Your task is to extract every entry that follows word for word while excluding the pictures.

[start]

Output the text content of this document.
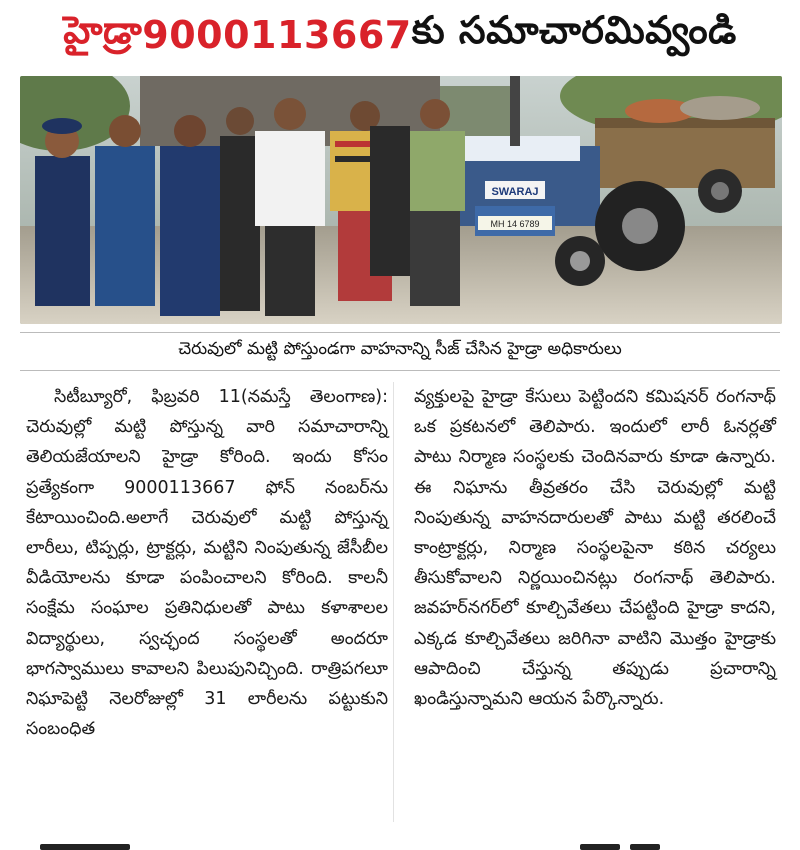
హైడ్రా 9000113667 కు సమాచారమివ్వండి
SWARAJ
MH 14 6789
చెరువులో మట్టి పోస్తుండగా వాహనాన్ని సీజ్ చేసిన హైడ్రా అధికారులు

సిటీబ్యూరో, ఫిబ్రవరి 11(నమస్తే తెలంగాణ): చెరువుల్లో మట్టి పోస్తున్న వారి సమాచారాన్ని తెలియజేయాలని హైడ్రా కోరింది. ఇందు కోసం ప్రత్యేకంగా 9000113667 ఫోన్ నంబర్‌ను కేటాయించింది.అలాగే చెరువులో మట్టి పోస్తున్న లారీలు, టిప్పర్లు, ట్రాక్టర్లు, మట్టిని నింపుతున్న జేసీబీల వీడియోలను కూడా పంపించాలని కోరింది. కాలనీ సంక్షేమ సంఘాల ప్రతినిధులతో పాటు కళాశాలల విద్యార్థులు, స్వచ్ఛంద సంస్థలతో అందరూ భాగస్వాములు కావాలని పిలుపునిచ్చింది. రాత్రిపగలూ నిఘాపెట్టి నెలరోజుల్లో 31 లారీలను పట్టుకుని సంబంధిత

వ్యక్తులపై హైడ్రా కేసులు పెట్టిందని కమిషనర్ రంగనాథ్ ఒక ప్రకటనలో తెలిపారు. ఇందులో లారీ ఓనర్లతో పాటు నిర్మాణ సంస్థలకు చెందినవారు కూడా ఉన్నారు. ఈ నిఘాను తీవ్రతరం చేసి చెరువుల్లో మట్టి నింపుతున్న వాహనదారులతో పాటు మట్టి తరలించే కాంట్రాక్టర్లు, నిర్మాణ సంస్థలపైనా కఠిన చర్యలు తీసుకోవాలని నిర్ణయించినట్లు రంగనాథ్ తెలిపారు. జవహర్‌నగర్‌లో కూల్చివేతలు చేపట్టింది హైడ్రా కాదని, ఎక్కడ కూల్చివేతలు జరిగినా వాటిని మొత్తం హైడ్రాకు ఆపాదించి చేస్తున్న తప్పుడు ప్రచారాన్ని ఖండిస్తున్నామని ఆయన పేర్కొన్నారు.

[end]

**Task result:**
Output the text content of this document.
హైడ్రా 9000113667 కు సమాచారమివ్వండి
SWARAJ
MH 14 6789
చెరువులో మట్టి పోస్తుండగా వాహనాన్ని సీజ్ చేసిన హైడ్రా అధికారులు

సిటీబ్యూరో, ఫిబ్రవరి 11(నమస్తే తెలంగాణ): చెరువుల్లో మట్టి పోస్తున్న వారి సమాచారాన్ని తెలియజేయాలని హైడ్రా కోరింది. ఇందు కోసం ప్రత్యేకంగా 9000113667 ఫోన్ నంబర్‌ను కేటాయించింది.అలాగే చెరువులో మట్టి పోస్తున్న లారీలు, టిప్పర్లు, ట్రాక్టర్లు, మట్టిని నింపుతున్న జేసీబీల వీడియోలను కూడా పంపించాలని కోరింది. కాలనీ సంక్షేమ సంఘాల ప్రతినిధులతో పాటు కళాశాలల విద్యార్థులు, స్వచ్ఛంద సంస్థలతో అందరూ భాగస్వాములు కావాలని పిలుపునిచ్చింది. రాత్రిపగలూ నిఘాపెట్టి నెలరోజుల్లో 31 లారీలను పట్టుకుని సంబంధిత

వ్యక్తులపై హైడ్రా కేసులు పెట్టిందని కమిషనర్ రంగనాథ్ ఒక ప్రకటనలో తెలిపారు. ఇందులో లారీ ఓనర్లతో పాటు నిర్మాణ సంస్థలకు చెందినవారు కూడా ఉన్నారు. ఈ నిఘాను తీవ్రతరం చేసి చెరువుల్లో మట్టి నింపుతున్న వాహనదారులతో పాటు మట్టి తరలించే కాంట్రాక్టర్లు, నిర్మాణ సంస్థలపైనా కఠిన చర్యలు తీసుకోవాలని నిర్ణయించినట్లు రంగనాథ్ తెలిపారు. జవహర్‌నగర్‌లో కూల్చివేతలు చేపట్టింది హైడ్రా కాదని, ఎక్కడ కూల్చివేతలు జరిగినా వాటిని మొత్తం హైడ్రాకు ఆపాదించి చేస్తున్న తప్పుడు ప్రచారాన్ని ఖండిస్తున్నామని ఆయన పేర్కొన్నారు.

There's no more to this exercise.